AIM OF THE EXERCISE – Set down the whole listing verbatim.

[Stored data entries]
________
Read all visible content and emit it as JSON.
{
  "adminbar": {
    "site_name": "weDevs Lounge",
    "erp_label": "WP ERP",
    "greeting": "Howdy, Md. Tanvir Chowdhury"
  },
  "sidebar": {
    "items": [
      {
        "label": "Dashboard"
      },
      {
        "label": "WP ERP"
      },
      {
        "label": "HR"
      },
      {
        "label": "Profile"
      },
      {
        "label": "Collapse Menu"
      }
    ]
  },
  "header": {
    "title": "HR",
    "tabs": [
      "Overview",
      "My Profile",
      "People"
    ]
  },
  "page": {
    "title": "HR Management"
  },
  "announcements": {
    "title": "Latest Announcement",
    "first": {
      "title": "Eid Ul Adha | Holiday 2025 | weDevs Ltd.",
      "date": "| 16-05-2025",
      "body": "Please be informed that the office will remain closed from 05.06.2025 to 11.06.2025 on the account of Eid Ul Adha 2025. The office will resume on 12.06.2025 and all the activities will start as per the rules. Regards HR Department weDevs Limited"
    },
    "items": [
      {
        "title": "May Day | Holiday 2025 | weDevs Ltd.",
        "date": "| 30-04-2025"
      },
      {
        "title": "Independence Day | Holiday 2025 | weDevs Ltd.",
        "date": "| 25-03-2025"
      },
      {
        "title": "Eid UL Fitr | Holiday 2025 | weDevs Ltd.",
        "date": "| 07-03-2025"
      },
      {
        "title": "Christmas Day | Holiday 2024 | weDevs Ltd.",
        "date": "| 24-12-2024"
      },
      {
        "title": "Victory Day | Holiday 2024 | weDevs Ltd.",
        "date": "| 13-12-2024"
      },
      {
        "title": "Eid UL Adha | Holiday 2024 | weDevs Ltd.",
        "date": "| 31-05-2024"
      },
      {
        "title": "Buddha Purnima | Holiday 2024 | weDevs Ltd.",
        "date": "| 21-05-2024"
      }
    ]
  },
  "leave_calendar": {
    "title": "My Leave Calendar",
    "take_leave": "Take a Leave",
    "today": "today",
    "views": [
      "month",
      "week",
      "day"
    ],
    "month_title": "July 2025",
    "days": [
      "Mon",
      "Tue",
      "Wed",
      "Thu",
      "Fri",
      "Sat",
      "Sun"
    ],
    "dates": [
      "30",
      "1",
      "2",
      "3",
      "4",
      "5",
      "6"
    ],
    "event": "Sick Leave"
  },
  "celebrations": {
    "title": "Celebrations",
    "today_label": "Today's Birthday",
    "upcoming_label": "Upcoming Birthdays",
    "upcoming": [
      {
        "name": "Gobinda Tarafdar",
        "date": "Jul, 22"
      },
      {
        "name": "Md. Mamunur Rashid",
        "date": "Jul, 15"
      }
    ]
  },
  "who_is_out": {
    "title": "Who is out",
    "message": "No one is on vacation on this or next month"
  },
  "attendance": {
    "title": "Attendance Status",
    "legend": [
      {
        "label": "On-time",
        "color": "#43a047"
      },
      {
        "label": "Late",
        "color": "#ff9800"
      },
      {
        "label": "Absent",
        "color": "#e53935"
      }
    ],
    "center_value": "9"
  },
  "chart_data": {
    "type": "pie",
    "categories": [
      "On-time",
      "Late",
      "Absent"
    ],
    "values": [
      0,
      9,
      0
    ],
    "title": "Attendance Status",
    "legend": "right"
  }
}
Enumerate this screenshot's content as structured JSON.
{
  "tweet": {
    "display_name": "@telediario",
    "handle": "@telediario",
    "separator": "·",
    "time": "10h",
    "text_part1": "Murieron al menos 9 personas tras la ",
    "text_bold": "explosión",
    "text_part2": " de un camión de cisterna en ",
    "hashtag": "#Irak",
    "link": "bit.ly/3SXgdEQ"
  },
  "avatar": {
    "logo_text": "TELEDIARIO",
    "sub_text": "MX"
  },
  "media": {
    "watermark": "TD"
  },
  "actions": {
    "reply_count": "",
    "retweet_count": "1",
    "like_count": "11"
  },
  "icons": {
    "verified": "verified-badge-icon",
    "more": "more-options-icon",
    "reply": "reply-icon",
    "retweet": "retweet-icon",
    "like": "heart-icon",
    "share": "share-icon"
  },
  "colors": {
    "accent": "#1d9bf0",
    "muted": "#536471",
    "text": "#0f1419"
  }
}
________
REPLY TO THE TASK –
Read all visible content and emit it as JSON.
{
  "adminbar": {
    "site_name": "weDevs Lounge",
    "erp_label": "WP ERP",
    "greeting": "Howdy, Md. Tanvir Chowdhury"
  },
  "sidebar": {
    "items": [
      {
        "label": "Dashboard"
      },
      {
        "label": "WP ERP"
      },
      {
        "label": "HR"
      },
      {
        "label": "Profile"
      },
      {
        "label": "Collapse Menu"
      }
    ]
  },
  "header": {
    "title": "HR",
    "tabs": [
      "Overview",
      "My Profile",
      "People"
    ]
  },
  "page": {
    "title": "HR Management"
  },
  "announcements": {
    "title": "Latest Announcement",
    "first": {
      "title": "Eid Ul Adha | Holiday 2025 | weDevs Ltd.",
      "date": "| 16-05-2025",
      "body": "Please be informed that the office will remain closed from 05.06.2025 to 11.06.2025 on the account of Eid Ul Adha 2025. The office will resume on 12.06.2025 and all the activities will start as per the rules. Regards HR Department weDevs Limited"
    },
    "items": [
      {
        "title": "May Day | Holiday 2025 | weDevs Ltd.",
        "date": "| 30-04-2025"
      },
      {
        "title": "Independence Day | Holiday 2025 | weDevs Ltd.",
        "date": "| 25-03-2025"
      },
      {
        "title": "Eid UL Fitr | Holiday 2025 | weDevs Ltd.",
        "date": "| 07-03-2025"
      },
      {
        "title": "Christmas Day | Holiday 2024 | weDevs Ltd.",
        "date": "| 24-12-2024"
      },
      {
        "title": "Victory Day | Holiday 2024 | weDevs Ltd.",
        "date": "| 13-12-2024"
      },
      {
        "title": "Eid UL Adha | Holiday 2024 | weDevs Ltd.",
        "date": "| 31-05-2024"
      },
      {
        "title": "Buddha Purnima | Holiday 2024 | weDevs Ltd.",
        "date": "| 21-05-2024"
      }
    ]
  },
  "leave_calendar": {
    "title": "My Leave Calendar",
    "take_leave": "Take a Leave",
    "today": "today",
    "views": [
      "month",
      "week",
      "day"
    ],
    "month_title": "July 2025",
    "days": [
      "Mon",
      "Tue",
      "Wed",
      "Thu",
      "Fri",
      "Sat",
      "Sun"
    ],
    "dates": [
      "30",
      "1",
      "2",
      "3",
      "4",
      "5",
      "6"
    ],
    "event": "Sick Leave"
  },
  "celebrations": {
    "title": "Celebrations",
    "today_label": "Today's Birthday",
    "upcoming_label": "Upcoming Birthdays",
    "upcoming": [
      {
        "name": "Gobinda Tarafdar",
        "date": "Jul, 22"
      },
      {
        "name": "Md. Mamunur Rashid",
        "date": "Jul, 15"
      }
    ]
  },
  "who_is_out": {
    "title": "Who is out",
    "message": "No one is on vacation on this or next month"
  },
  "attendance": {
    "title": "Attendance Status",
    "legend": [
      {
        "label": "On-time",
        "color": "#43a047"
      },
      {
        "label": "Late",
        "color": "#ff9800"
      },
      {
        "label": "Absent",
        "color": "#e53935"
      }
    ],
    "center_value": "9"
  },
  "chart_data": {
    "type": "pie",
    "categories": [
      "On-time",
      "Late",
      "Absent"
    ],
    "values": [
      0,
      9,
      0
    ],
    "title": "Attendance Status",
    "legend": "right"
  }
}
Enumerate this screenshot's content as structured JSON.
{
  "tweet": {
    "display_name": "@telediario",
    "handle": "@telediario",
    "separator": "·",
    "time": "10h",
    "text_part1": "Murieron al menos 9 personas tras la ",
    "text_bold": "explosión",
    "text_part2": " de un camión de cisterna en ",
    "hashtag": "#Irak",
    "link": "bit.ly/3SXgdEQ"
  },
  "avatar": {
    "logo_text": "TELEDIARIO",
    "sub_text": "MX"
  },
  "media": {
    "watermark": "TD"
  },
  "actions": {
    "reply_count": "",
    "retweet_count": "1",
    "like_count": "11"
  },
  "icons": {
    "verified": "verified-badge-icon",
    "more": "more-options-icon",
    "reply": "reply-icon",
    "retweet": "retweet-icon",
    "like": "heart-icon",
    "share": "share-icon"
  },
  "colors": {
    "accent": "#1d9bf0",
    "muted": "#536471",
    "text": "#0f1419"
  }
}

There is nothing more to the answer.